**Recorded data:**

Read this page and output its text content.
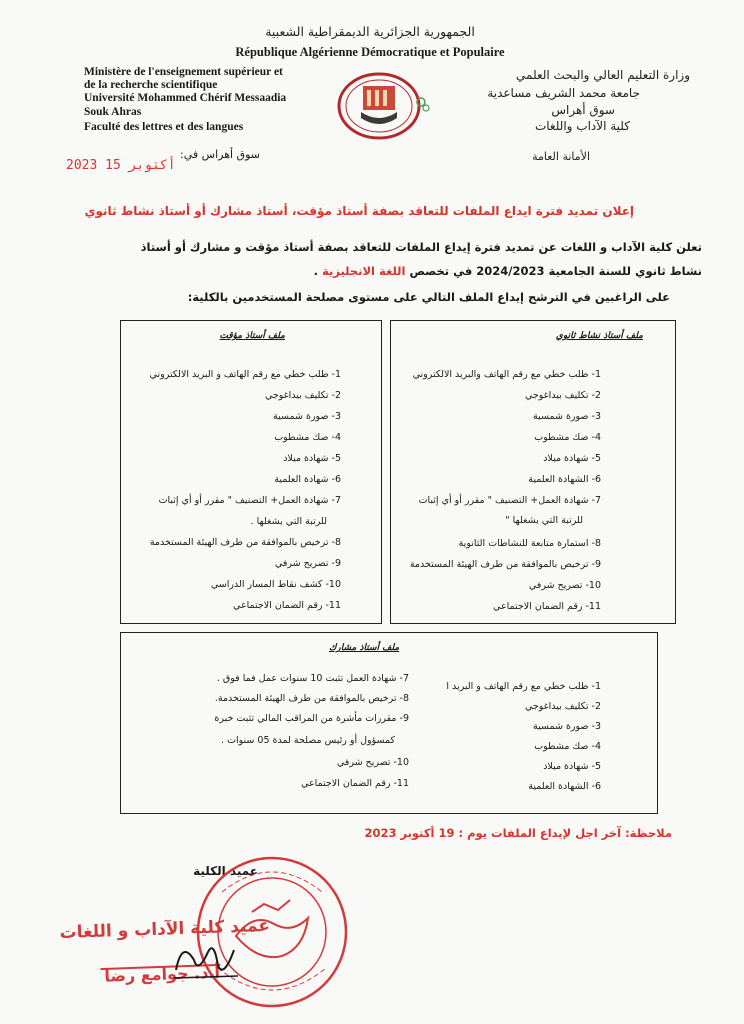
الجمهورية الجزائرية الديمقراطية الشعبية
République Algérienne Démocratique et Populaire
Ministère de l'enseignement supérieur et
de la recherche scientifique
Université Mohammed Chérif Messaadia
Souk Ahras
Faculté des lettres et des langues
وزارة التعليم العالي والبحث العلمي
جامعة محمد الشريف مساعدية
سوق أهراس
كلية الآداب واللغات
الأمانة العامة
سوق أهراس في:
2023 أكتوبر 15
إعلان تمديد فترة ايداع الملفات للتعاقد بصفة أستاذ مؤقت، أستاذ مشارك أو أستاذ نشاط ثانوي
تعلن كلية الآداب و اللغات عن تمديد فترة إيداع الملفات للتعاقد بصفة أستاذ مؤقت و مشارك أو أستاذ
نشاط ثانوي للسنة الجامعية 2024/2023 في تخصص اللغة الانجليزية .
على الراغبين في الترشح إيداع الملف التالي على مستوى مصلحة المستخدمين بالكلية:
ملف أستاذ نشاط ثانوي
1- طلب خطي مع رقم الهاتف والبريد الالكتروني
2- تكليف بيداغوجي
3- صورة شمسية
4- صك مشطوب
5- شهادة ميلاد
6- الشهادة العلمية
7- شهادة العمل+ التصنيف " مقرر أو أي إثبات
للرتبة التي يشغلها "
8- استمارة متابعة للنشاطات الثانوية
9- ترخيص بالموافقة من طرف الهيئة المستخدمة
10- تصريح شرفي
11- رقم الضمان الاجتماعي
ملف أستاذ مؤقت
1- طلب خطي مع رقم الهاتف و البريد الالكتروني
2- تكليف بيداغوجي
3- صورة شمسية
4- صك مشطوب
5- شهادة ميلاد
6- شهادة العلمية
7- شهادة العمل+ التصنيف " مقرر أو أي إثبات
للرتبة التي يشغلها .
8- ترخيص بالموافقة من طرف الهيئة المستخدمة
9- تصريح شرفي
10- كشف نقاط المسار الدراسي
11- رقم الضمان الاجتماعي
ملف أستاذ مشارك
1- طلب خطي مع رقم الهاتف و البريد ا
2- تكليف بيداغوجي
3- صورة شمسية
4- صك مشطوب
5- شهادة ميلاد
6- الشهادة العلمية
7- شهادة العمل تثبت 10 سنوات عمل فما فوق .
8- ترخيص بالموافقة من طرف الهيئة المستخدمة.
9- مقررات مأشرة من المراقب المالي تثبت خبرة
كمسؤول أو رئيس مصلحة لمدة 05 سنوات .
10- تصريح شرفي
11- رقم الضمان الاجتماعي
ملاحظة: آخر اجل لإيداع الملفات يوم : 19 أكتوبر 2023
عميد الكلية
عميد كلية الآداب و اللغات
أ.د. جوامع رضا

**What you should do:** Quote the preceding listing precisely and completely, omitting its images.

**Output of the task:**
Read this page and output its text content.
الجمهورية الجزائرية الديمقراطية الشعبية
République Algérienne Démocratique et Populaire
Ministère de l'enseignement supérieur et
de la recherche scientifique
Université Mohammed Chérif Messaadia
Souk Ahras
Faculté des lettres et des langues
وزارة التعليم العالي والبحث العلمي
جامعة محمد الشريف مساعدية
سوق أهراس
كلية الآداب واللغات
الأمانة العامة
سوق أهراس في:
2023 أكتوبر 15
إعلان تمديد فترة ايداع الملفات للتعاقد بصفة أستاذ مؤقت، أستاذ مشارك أو أستاذ نشاط ثانوي
تعلن كلية الآداب و اللغات عن تمديد فترة إيداع الملفات للتعاقد بصفة أستاذ مؤقت و مشارك أو أستاذ
نشاط ثانوي للسنة الجامعية 2024/2023 في تخصص اللغة الانجليزية .
على الراغبين في الترشح إيداع الملف التالي على مستوى مصلحة المستخدمين بالكلية:
ملف أستاذ نشاط ثانوي
1- طلب خطي مع رقم الهاتف والبريد الالكتروني
2- تكليف بيداغوجي
3- صورة شمسية
4- صك مشطوب
5- شهادة ميلاد
6- الشهادة العلمية
7- شهادة العمل+ التصنيف " مقرر أو أي إثبات
للرتبة التي يشغلها "
8- استمارة متابعة للنشاطات الثانوية
9- ترخيص بالموافقة من طرف الهيئة المستخدمة
10- تصريح شرفي
11- رقم الضمان الاجتماعي
ملف أستاذ مؤقت
1- طلب خطي مع رقم الهاتف و البريد الالكتروني
2- تكليف بيداغوجي
3- صورة شمسية
4- صك مشطوب
5- شهادة ميلاد
6- شهادة العلمية
7- شهادة العمل+ التصنيف " مقرر أو أي إثبات
للرتبة التي يشغلها .
8- ترخيص بالموافقة من طرف الهيئة المستخدمة
9- تصريح شرفي
10- كشف نقاط المسار الدراسي
11- رقم الضمان الاجتماعي
ملف أستاذ مشارك
1- طلب خطي مع رقم الهاتف و البريد ا
2- تكليف بيداغوجي
3- صورة شمسية
4- صك مشطوب
5- شهادة ميلاد
6- الشهادة العلمية
7- شهادة العمل تثبت 10 سنوات عمل فما فوق .
8- ترخيص بالموافقة من طرف الهيئة المستخدمة.
9- مقررات مأشرة من المراقب المالي تثبت خبرة
كمسؤول أو رئيس مصلحة لمدة 05 سنوات .
10- تصريح شرفي
11- رقم الضمان الاجتماعي
ملاحظة: آخر اجل لإيداع الملفات يوم : 19 أكتوبر 2023
عميد الكلية
عميد كلية الآداب و اللغات
أ.د. جوامع رضا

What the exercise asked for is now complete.